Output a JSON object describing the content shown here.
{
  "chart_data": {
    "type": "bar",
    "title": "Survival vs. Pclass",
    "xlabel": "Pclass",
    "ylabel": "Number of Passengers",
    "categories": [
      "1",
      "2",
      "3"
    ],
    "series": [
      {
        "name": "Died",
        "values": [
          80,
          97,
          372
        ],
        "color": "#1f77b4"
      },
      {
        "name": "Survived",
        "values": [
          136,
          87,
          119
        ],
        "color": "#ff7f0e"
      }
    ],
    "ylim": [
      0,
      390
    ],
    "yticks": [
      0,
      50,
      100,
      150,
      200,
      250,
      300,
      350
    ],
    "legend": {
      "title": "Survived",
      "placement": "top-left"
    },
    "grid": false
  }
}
===
-- Goal of the exercise --
Copy all the records above precisely.

-- Expected answer --
Output a JSON object describing the content shown here.
{
  "chart_data": {
    "type": "bar",
    "title": "Survival vs. Pclass",
    "xlabel": "Pclass",
    "ylabel": "Number of Passengers",
    "categories": [
      "1",
      "2",
      "3"
    ],
    "series": [
      {
        "name": "Died",
        "values": [
          80,
          97,
          372
        ],
        "color": "#1f77b4"
      },
      {
        "name": "Survived",
        "values": [
          136,
          87,
          119
        ],
        "color": "#ff7f0e"
      }
    ],
    "ylim": [
      0,
      390
    ],
    "yticks": [
      0,
      50,
      100,
      150,
      200,
      250,
      300,
      350
    ],
    "legend": {
      "title": "Survived",
      "placement": "top-left"
    },
    "grid": false
  }
}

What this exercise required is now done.